* Task input:
::::

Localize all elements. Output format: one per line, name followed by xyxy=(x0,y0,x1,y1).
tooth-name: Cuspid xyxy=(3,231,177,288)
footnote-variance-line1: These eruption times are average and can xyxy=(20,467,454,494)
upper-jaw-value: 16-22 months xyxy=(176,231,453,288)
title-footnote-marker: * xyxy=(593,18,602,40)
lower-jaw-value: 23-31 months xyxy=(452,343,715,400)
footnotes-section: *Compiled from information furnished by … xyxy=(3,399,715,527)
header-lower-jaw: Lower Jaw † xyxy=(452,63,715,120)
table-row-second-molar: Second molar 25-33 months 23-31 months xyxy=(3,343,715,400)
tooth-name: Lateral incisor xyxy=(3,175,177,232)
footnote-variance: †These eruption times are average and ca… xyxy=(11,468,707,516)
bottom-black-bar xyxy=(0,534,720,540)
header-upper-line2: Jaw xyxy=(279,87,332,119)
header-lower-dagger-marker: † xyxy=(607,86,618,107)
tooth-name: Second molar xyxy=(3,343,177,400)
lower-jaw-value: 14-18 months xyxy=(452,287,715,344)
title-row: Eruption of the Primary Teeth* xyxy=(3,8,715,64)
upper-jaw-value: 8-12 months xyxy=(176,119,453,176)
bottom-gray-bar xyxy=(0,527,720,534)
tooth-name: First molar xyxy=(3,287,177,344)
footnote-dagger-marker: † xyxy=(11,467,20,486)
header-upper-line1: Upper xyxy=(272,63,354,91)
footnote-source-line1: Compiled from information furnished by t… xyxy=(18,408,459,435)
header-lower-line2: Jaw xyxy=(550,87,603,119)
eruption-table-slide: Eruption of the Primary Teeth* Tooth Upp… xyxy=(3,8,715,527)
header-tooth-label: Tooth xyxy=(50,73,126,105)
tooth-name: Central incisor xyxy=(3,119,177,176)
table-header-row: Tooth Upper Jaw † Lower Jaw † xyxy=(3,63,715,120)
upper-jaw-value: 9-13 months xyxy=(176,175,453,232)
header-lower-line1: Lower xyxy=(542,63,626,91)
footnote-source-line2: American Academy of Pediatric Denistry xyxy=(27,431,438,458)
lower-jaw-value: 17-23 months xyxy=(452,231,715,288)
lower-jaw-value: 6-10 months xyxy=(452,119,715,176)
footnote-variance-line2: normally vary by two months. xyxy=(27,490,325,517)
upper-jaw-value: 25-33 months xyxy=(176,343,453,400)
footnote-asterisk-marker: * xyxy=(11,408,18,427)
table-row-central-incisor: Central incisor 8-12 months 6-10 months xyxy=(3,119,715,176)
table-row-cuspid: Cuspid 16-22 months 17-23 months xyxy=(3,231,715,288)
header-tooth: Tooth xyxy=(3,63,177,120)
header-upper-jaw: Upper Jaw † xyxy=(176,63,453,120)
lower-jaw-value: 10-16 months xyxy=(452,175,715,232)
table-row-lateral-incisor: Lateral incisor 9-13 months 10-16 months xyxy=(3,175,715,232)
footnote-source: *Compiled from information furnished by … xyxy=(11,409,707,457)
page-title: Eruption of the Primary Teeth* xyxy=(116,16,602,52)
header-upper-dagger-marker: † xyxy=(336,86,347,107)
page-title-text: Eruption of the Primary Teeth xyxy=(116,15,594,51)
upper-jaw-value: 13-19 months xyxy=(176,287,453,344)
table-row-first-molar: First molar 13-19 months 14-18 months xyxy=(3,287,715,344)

::::

* The exercise:
Repeat the rows from the first line through the line containing "title-footnote-marker: * xyxy=(593,18,602,40)", including both.

* The solution:
Localize all elements. Output format: one per line, name followed by xyxy=(x0,y0,x1,y1).
tooth-name: Cuspid xyxy=(3,231,177,288)
footnote-variance-line1: These eruption times are average and can xyxy=(20,467,454,494)
upper-jaw-value: 16-22 months xyxy=(176,231,453,288)
title-footnote-marker: * xyxy=(593,18,602,40)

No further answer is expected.